### Given records
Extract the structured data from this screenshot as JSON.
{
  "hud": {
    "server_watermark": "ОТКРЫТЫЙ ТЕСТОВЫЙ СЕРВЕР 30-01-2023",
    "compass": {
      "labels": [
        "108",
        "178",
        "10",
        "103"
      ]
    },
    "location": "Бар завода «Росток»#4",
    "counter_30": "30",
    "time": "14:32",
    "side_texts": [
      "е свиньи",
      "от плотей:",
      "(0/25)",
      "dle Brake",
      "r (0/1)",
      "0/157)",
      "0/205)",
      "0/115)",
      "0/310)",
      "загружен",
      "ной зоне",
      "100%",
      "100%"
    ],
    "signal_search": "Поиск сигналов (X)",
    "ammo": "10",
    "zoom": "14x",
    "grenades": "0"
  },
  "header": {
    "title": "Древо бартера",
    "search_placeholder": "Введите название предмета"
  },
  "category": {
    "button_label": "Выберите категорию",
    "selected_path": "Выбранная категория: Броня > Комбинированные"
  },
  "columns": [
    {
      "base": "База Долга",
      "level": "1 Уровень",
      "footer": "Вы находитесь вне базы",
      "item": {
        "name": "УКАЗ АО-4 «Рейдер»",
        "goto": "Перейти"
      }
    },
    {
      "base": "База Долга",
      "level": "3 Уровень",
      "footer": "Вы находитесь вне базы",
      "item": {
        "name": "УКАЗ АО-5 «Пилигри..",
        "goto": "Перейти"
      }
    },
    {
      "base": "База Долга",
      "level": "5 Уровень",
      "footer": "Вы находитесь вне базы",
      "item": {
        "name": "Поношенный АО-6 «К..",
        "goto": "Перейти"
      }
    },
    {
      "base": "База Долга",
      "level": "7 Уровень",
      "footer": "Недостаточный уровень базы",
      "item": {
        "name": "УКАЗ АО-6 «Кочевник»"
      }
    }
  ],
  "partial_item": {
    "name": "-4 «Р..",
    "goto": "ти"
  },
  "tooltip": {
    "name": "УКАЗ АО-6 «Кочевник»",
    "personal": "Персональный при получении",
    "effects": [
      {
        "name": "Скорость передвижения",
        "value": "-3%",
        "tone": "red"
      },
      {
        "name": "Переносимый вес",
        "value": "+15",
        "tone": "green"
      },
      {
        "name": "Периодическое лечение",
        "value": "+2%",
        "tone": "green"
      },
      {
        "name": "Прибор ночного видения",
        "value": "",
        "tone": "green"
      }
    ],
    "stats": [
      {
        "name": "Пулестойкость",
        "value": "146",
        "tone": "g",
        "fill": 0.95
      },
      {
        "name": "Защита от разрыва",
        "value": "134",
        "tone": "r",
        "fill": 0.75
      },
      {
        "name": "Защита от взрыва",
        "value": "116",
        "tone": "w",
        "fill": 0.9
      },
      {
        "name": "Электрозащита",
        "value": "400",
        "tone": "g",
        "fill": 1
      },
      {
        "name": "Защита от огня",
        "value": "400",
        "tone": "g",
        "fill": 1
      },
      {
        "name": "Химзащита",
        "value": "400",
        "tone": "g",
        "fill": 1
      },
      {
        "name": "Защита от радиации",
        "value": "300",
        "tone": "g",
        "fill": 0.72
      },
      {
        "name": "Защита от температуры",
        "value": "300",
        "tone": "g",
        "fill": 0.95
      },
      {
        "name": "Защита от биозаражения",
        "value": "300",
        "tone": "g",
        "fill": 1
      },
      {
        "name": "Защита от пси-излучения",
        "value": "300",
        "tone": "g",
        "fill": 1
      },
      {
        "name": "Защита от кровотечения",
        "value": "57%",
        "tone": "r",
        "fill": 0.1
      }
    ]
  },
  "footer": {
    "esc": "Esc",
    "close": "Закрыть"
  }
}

### What is expected
Your task is to repeat the data exactly; please include every line.

### Exercise answer
Extract the structured data from this screenshot as JSON.
{
  "hud": {
    "server_watermark": "ОТКРЫТЫЙ ТЕСТОВЫЙ СЕРВЕР 30-01-2023",
    "compass": {
      "labels": [
        "108",
        "178",
        "10",
        "103"
      ]
    },
    "location": "Бар завода «Росток»#4",
    "counter_30": "30",
    "time": "14:32",
    "side_texts": [
      "е свиньи",
      "от плотей:",
      "(0/25)",
      "dle Brake",
      "r (0/1)",
      "0/157)",
      "0/205)",
      "0/115)",
      "0/310)",
      "загружен",
      "ной зоне",
      "100%",
      "100%"
    ],
    "signal_search": "Поиск сигналов (X)",
    "ammo": "10",
    "zoom": "14x",
    "grenades": "0"
  },
  "header": {
    "title": "Древо бартера",
    "search_placeholder": "Введите название предмета"
  },
  "category": {
    "button_label": "Выберите категорию",
    "selected_path": "Выбранная категория: Броня > Комбинированные"
  },
  "columns": [
    {
      "base": "База Долга",
      "level": "1 Уровень",
      "footer": "Вы находитесь вне базы",
      "item": {
        "name": "УКАЗ АО-4 «Рейдер»",
        "goto": "Перейти"
      }
    },
    {
      "base": "База Долга",
      "level": "3 Уровень",
      "footer": "Вы находитесь вне базы",
      "item": {
        "name": "УКАЗ АО-5 «Пилигри..",
        "goto": "Перейти"
      }
    },
    {
      "base": "База Долга",
      "level": "5 Уровень",
      "footer": "Вы находитесь вне базы",
      "item": {
        "name": "Поношенный АО-6 «К..",
        "goto": "Перейти"
      }
    },
    {
      "base": "База Долга",
      "level": "7 Уровень",
      "footer": "Недостаточный уровень базы",
      "item": {
        "name": "УКАЗ АО-6 «Кочевник»"
      }
    }
  ],
  "partial_item": {
    "name": "-4 «Р..",
    "goto": "ти"
  },
  "tooltip": {
    "name": "УКАЗ АО-6 «Кочевник»",
    "personal": "Персональный при получении",
    "effects": [
      {
        "name": "Скорость передвижения",
        "value": "-3%",
        "tone": "red"
      },
      {
        "name": "Переносимый вес",
        "value": "+15",
        "tone": "green"
      },
      {
        "name": "Периодическое лечение",
        "value": "+2%",
        "tone": "green"
      },
      {
        "name": "Прибор ночного видения",
        "value": "",
        "tone": "green"
      }
    ],
    "stats": [
      {
        "name": "Пулестойкость",
        "value": "146",
        "tone": "g",
        "fill": 0.95
      },
      {
        "name": "Защита от разрыва",
        "value": "134",
        "tone": "r",
        "fill": 0.75
      },
      {
        "name": "Защита от взрыва",
        "value": "116",
        "tone": "w",
        "fill": 0.9
      },
      {
        "name": "Электрозащита",
        "value": "400",
        "tone": "g",
        "fill": 1
      },
      {
        "name": "Защита от огня",
        "value": "400",
        "tone": "g",
        "fill": 1
      },
      {
        "name": "Химзащита",
        "value": "400",
        "tone": "g",
        "fill": 1
      },
      {
        "name": "Защита от радиации",
        "value": "300",
        "tone": "g",
        "fill": 0.72
      },
      {
        "name": "Защита от температуры",
        "value": "300",
        "tone": "g",
        "fill": 0.95
      },
      {
        "name": "Защита от биозаражения",
        "value": "300",
        "tone": "g",
        "fill": 1
      },
      {
        "name": "Защита от пси-излучения",
        "value": "300",
        "tone": "g",
        "fill": 1
      },
      {
        "name": "Защита от кровотечения",
        "value": "57%",
        "tone": "r",
        "fill": 0.1
      }
    ]
  },
  "footer": {
    "esc": "Esc",
    "close": "Закрыть"
  }
}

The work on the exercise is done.